(EXERCISE DETAILS) Copy out every line of the items below word for word, with nothing changed or left out.

----- EXTRACTED DATA -----

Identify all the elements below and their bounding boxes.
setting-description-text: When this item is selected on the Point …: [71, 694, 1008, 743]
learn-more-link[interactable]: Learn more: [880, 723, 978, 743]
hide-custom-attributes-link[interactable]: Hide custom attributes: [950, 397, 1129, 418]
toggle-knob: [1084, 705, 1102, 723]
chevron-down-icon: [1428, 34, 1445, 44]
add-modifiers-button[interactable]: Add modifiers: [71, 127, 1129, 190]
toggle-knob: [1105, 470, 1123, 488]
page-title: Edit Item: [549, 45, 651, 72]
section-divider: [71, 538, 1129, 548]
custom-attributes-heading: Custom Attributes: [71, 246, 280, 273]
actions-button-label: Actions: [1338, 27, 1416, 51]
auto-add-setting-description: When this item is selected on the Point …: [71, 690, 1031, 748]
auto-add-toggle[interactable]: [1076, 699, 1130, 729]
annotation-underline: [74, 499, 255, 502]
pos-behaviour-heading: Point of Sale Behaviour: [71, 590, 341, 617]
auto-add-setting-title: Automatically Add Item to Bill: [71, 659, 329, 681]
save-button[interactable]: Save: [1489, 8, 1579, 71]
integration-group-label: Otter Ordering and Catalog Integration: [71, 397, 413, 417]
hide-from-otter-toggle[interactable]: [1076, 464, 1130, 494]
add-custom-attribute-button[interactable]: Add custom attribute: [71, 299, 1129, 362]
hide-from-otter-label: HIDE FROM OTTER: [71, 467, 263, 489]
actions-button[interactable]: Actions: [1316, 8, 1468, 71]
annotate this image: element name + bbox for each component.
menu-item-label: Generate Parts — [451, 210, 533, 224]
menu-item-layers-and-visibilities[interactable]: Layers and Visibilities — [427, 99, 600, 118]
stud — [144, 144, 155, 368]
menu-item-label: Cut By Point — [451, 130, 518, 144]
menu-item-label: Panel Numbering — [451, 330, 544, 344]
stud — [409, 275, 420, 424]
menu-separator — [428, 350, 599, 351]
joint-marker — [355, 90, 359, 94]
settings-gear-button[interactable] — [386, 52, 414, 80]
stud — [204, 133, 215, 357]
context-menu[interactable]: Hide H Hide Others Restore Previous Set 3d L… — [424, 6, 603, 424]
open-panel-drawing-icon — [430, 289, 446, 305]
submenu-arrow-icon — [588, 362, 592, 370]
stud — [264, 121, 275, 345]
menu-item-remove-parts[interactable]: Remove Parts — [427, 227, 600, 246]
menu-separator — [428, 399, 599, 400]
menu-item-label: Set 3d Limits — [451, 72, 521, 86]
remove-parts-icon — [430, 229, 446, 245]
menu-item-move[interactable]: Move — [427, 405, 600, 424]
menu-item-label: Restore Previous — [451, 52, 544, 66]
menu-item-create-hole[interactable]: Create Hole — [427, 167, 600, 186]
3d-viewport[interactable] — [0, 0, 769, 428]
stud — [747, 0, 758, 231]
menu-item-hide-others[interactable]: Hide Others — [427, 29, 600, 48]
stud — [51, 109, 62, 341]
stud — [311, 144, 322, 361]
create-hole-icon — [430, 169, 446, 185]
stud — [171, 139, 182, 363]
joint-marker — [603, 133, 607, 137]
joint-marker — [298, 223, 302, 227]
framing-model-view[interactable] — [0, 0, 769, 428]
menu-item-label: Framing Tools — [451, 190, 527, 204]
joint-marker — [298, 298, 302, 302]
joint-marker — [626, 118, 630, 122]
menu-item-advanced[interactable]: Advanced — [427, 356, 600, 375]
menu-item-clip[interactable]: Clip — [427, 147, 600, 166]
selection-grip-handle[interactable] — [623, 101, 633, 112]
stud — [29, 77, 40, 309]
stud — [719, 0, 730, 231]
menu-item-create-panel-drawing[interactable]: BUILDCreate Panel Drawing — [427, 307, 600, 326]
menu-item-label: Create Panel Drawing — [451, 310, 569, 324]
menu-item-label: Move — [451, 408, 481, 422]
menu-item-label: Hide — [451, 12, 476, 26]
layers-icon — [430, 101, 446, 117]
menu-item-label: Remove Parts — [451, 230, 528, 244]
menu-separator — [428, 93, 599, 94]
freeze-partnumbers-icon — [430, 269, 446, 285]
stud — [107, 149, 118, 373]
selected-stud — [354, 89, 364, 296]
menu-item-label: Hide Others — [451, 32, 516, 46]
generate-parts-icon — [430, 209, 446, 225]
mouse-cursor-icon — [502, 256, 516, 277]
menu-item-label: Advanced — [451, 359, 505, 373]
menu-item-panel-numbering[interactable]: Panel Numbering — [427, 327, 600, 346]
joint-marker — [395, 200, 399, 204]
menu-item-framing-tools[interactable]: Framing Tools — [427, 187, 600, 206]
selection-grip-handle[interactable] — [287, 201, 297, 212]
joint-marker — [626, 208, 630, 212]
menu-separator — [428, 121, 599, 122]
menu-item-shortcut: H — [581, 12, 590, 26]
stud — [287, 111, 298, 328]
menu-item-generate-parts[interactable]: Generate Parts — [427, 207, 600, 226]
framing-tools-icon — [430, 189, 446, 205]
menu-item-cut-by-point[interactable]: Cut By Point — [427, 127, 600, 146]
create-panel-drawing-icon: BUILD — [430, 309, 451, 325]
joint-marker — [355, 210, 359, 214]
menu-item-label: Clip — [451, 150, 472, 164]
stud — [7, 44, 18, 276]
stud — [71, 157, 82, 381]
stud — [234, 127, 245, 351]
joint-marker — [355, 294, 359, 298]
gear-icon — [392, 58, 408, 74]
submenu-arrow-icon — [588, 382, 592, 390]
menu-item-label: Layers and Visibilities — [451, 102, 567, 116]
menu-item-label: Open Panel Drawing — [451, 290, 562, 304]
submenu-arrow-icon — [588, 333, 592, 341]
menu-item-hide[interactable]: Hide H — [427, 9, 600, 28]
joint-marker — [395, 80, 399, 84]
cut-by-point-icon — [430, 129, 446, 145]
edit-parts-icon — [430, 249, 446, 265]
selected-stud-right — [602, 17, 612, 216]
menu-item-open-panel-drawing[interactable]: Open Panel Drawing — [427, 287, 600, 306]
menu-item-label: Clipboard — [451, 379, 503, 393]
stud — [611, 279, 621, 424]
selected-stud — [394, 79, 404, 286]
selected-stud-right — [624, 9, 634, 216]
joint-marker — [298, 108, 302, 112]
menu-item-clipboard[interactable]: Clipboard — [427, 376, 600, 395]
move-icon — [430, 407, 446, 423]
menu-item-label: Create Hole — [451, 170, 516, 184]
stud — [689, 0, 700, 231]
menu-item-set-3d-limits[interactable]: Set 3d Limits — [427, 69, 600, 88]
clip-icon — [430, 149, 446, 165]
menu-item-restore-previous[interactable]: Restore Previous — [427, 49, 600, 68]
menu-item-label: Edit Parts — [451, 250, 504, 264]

-----

(TASK RESULT)
Identify all the elements below and their bounding boxes.
setting-description-text: When this item is selected on the Point …: [71, 694, 1008, 743]
learn-more-link[interactable]: Learn more: [880, 723, 978, 743]
hide-custom-attributes-link[interactable]: Hide custom attributes: [950, 397, 1129, 418]
toggle-knob: [1084, 705, 1102, 723]
chevron-down-icon: [1428, 34, 1445, 44]
add-modifiers-button[interactable]: Add modifiers: [71, 127, 1129, 190]
toggle-knob: [1105, 470, 1123, 488]
page-title: Edit Item: [549, 45, 651, 72]
section-divider: [71, 538, 1129, 548]
custom-attributes-heading: Custom Attributes: [71, 246, 280, 273]
actions-button-label: Actions: [1338, 27, 1416, 51]
auto-add-setting-description: When this item is selected on the Point …: [71, 690, 1031, 748]
auto-add-toggle[interactable]: [1076, 699, 1130, 729]
annotation-underline: [74, 499, 255, 502]
pos-behaviour-heading: Point of Sale Behaviour: [71, 590, 341, 617]
auto-add-setting-title: Automatically Add Item to Bill: [71, 659, 329, 681]
save-button[interactable]: Save: [1489, 8, 1579, 71]
integration-group-label: Otter Ordering and Catalog Integration: [71, 397, 413, 417]
hide-from-otter-toggle[interactable]: [1076, 464, 1130, 494]
add-custom-attribute-button[interactable]: Add custom attribute: [71, 299, 1129, 362]
hide-from-otter-label: HIDE FROM OTTER: [71, 467, 263, 489]
actions-button[interactable]: Actions: [1316, 8, 1468, 71]
annotate this image: element name + bbox for each component.
menu-item-label: Generate Parts — [451, 210, 533, 224]
menu-item-layers-and-visibilities[interactable]: Layers and Visibilities — [427, 99, 600, 118]
stud — [144, 144, 155, 368]
menu-item-label: Cut By Point — [451, 130, 518, 144]
menu-item-label: Panel Numbering — [451, 330, 544, 344]
stud — [409, 275, 420, 424]
menu-separator — [428, 350, 599, 351]
joint-marker — [355, 90, 359, 94]
settings-gear-button[interactable] — [386, 52, 414, 80]
stud — [204, 133, 215, 357]
context-menu[interactable]: Hide H Hide Others Restore Previous Set 3d L… — [424, 6, 603, 424]
open-panel-drawing-icon — [430, 289, 446, 305]
submenu-arrow-icon — [588, 362, 592, 370]
stud — [264, 121, 275, 345]
menu-item-remove-parts[interactable]: Remove Parts — [427, 227, 600, 246]
menu-separator — [428, 399, 599, 400]
menu-item-label: Set 3d Limits — [451, 72, 521, 86]
remove-parts-icon — [430, 229, 446, 245]
menu-item-move[interactable]: Move — [427, 405, 600, 424]
menu-item-label: Restore Previous — [451, 52, 544, 66]
menu-item-create-hole[interactable]: Create Hole — [427, 167, 600, 186]
3d-viewport[interactable] — [0, 0, 769, 428]
stud — [747, 0, 758, 231]
menu-item-hide-others[interactable]: Hide Others — [427, 29, 600, 48]
stud — [51, 109, 62, 341]
stud — [311, 144, 322, 361]
create-hole-icon — [430, 169, 446, 185]
stud — [171, 139, 182, 363]
joint-marker — [603, 133, 607, 137]
joint-marker — [298, 223, 302, 227]
framing-model-view[interactable] — [0, 0, 769, 428]
menu-item-label: Framing Tools — [451, 190, 527, 204]
joint-marker — [298, 298, 302, 302]
joint-marker — [626, 118, 630, 122]
menu-item-advanced[interactable]: Advanced — [427, 356, 600, 375]
menu-item-clip[interactable]: Clip — [427, 147, 600, 166]
selection-grip-handle[interactable] — [623, 101, 633, 112]
stud — [29, 77, 40, 309]
stud — [719, 0, 730, 231]
menu-item-create-panel-drawing[interactable]: BUILDCreate Panel Drawing — [427, 307, 600, 326]
menu-item-label: Create Panel Drawing — [451, 310, 569, 324]
menu-item-label: Move — [451, 408, 481, 422]
menu-item-label: Hide — [451, 12, 476, 26]
layers-icon — [430, 101, 446, 117]
menu-item-label: Remove Parts — [451, 230, 528, 244]
menu-separator — [428, 93, 599, 94]
freeze-partnumbers-icon — [430, 269, 446, 285]
stud — [107, 149, 118, 373]
selected-stud — [354, 89, 364, 296]
menu-item-label: Hide Others — [451, 32, 516, 46]
generate-parts-icon — [430, 209, 446, 225]
mouse-cursor-icon — [502, 256, 516, 277]
menu-item-label: Advanced — [451, 359, 505, 373]
menu-item-panel-numbering[interactable]: Panel Numbering — [427, 327, 600, 346]
joint-marker — [395, 200, 399, 204]
menu-item-framing-tools[interactable]: Framing Tools — [427, 187, 600, 206]
selection-grip-handle[interactable] — [287, 201, 297, 212]
joint-marker — [626, 208, 630, 212]
menu-separator — [428, 121, 599, 122]
menu-item-shortcut: H — [581, 12, 590, 26]
stud — [287, 111, 298, 328]
menu-item-generate-parts[interactable]: Generate Parts — [427, 207, 600, 226]
framing-tools-icon — [430, 189, 446, 205]
menu-item-cut-by-point[interactable]: Cut By Point — [427, 127, 600, 146]
create-panel-drawing-icon: BUILD — [430, 309, 451, 325]
joint-marker — [355, 210, 359, 214]
menu-item-label: Clip — [451, 150, 472, 164]
stud — [7, 44, 18, 276]
stud — [71, 157, 82, 381]
stud — [234, 127, 245, 351]
joint-marker — [355, 294, 359, 298]
gear-icon — [392, 58, 408, 74]
submenu-arrow-icon — [588, 382, 592, 390]
menu-item-label: Layers and Visibilities — [451, 102, 567, 116]
menu-item-label: Open Panel Drawing — [451, 290, 562, 304]
submenu-arrow-icon — [588, 333, 592, 341]
menu-item-hide[interactable]: Hide H — [427, 9, 600, 28]
joint-marker — [395, 80, 399, 84]
cut-by-point-icon — [430, 129, 446, 145]
edit-parts-icon — [430, 249, 446, 265]
selected-stud-right — [602, 17, 612, 216]
menu-item-open-panel-drawing[interactable]: Open Panel Drawing — [427, 287, 600, 306]
menu-item-label: Clipboard — [451, 379, 503, 393]
stud — [611, 279, 621, 424]
selected-stud — [394, 79, 404, 286]
selected-stud-right — [624, 9, 634, 216]
joint-marker — [298, 108, 302, 112]
menu-item-clipboard[interactable]: Clipboard — [427, 376, 600, 395]
move-icon — [430, 407, 446, 423]
menu-item-label: Create Hole — [451, 170, 516, 184]
stud — [689, 0, 700, 231]
menu-item-set-3d-limits[interactable]: Set 3d Limits — [427, 69, 600, 88]
clip-icon — [430, 149, 446, 165]
menu-item-restore-previous[interactable]: Restore Previous — [427, 49, 600, 68]
menu-item-label: Edit Parts — [451, 250, 504, 264]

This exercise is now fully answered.